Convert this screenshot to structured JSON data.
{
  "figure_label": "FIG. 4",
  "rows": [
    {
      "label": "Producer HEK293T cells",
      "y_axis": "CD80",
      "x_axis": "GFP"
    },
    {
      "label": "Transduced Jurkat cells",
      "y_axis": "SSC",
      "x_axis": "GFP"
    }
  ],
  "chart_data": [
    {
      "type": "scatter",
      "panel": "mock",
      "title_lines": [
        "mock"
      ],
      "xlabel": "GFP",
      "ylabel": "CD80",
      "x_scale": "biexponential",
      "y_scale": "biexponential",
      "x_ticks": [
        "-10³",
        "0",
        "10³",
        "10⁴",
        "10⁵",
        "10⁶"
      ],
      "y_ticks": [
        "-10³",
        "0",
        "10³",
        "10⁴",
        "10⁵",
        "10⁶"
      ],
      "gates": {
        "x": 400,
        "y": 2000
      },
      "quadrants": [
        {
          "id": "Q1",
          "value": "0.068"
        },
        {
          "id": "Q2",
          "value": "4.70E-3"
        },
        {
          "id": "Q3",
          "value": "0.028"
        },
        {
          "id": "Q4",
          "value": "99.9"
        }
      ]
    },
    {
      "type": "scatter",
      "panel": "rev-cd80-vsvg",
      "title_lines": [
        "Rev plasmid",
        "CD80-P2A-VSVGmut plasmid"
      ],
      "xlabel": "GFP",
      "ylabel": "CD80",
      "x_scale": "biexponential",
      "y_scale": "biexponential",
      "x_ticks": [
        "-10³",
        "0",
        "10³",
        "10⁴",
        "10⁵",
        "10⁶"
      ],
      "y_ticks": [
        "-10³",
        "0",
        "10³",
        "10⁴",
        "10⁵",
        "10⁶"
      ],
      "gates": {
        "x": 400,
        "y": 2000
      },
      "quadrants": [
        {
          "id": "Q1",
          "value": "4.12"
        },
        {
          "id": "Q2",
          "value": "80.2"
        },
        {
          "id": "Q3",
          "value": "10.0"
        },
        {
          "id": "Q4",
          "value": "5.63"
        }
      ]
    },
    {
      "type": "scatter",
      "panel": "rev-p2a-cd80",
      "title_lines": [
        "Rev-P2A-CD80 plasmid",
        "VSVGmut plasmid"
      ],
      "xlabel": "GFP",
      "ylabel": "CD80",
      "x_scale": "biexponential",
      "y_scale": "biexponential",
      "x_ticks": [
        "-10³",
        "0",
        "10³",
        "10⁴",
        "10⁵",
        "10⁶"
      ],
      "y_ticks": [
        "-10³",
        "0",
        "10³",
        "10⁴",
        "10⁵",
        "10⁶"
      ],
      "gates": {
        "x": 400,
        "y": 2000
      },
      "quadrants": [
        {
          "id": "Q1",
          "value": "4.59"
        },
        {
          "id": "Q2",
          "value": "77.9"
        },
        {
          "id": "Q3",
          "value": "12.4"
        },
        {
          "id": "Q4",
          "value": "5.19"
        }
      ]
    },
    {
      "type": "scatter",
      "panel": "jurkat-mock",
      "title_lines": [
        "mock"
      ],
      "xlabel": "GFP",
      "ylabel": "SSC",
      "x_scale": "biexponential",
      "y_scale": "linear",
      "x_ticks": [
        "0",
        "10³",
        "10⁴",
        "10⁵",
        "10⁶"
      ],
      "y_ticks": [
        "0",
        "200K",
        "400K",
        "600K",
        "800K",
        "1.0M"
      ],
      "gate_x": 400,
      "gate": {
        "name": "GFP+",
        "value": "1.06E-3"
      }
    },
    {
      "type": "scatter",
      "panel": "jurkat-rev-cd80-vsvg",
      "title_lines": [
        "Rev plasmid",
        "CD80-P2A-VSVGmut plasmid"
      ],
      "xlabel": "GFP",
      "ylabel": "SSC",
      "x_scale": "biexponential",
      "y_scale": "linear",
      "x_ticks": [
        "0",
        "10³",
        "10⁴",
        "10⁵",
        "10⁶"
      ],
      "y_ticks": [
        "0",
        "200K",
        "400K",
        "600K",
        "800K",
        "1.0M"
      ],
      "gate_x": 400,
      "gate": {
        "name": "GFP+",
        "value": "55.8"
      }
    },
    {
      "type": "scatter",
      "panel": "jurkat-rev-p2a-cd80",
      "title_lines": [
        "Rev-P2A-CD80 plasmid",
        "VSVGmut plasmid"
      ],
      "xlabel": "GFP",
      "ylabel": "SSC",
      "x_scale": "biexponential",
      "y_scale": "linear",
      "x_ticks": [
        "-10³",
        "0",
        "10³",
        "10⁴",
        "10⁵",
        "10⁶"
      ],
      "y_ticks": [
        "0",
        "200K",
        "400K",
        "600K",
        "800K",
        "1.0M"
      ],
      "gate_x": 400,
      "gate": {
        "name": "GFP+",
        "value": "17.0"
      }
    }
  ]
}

──────────

What you are asked to do: The answer should be a single number: the count of lines in the records that hold the string "panel".

Answer below: 6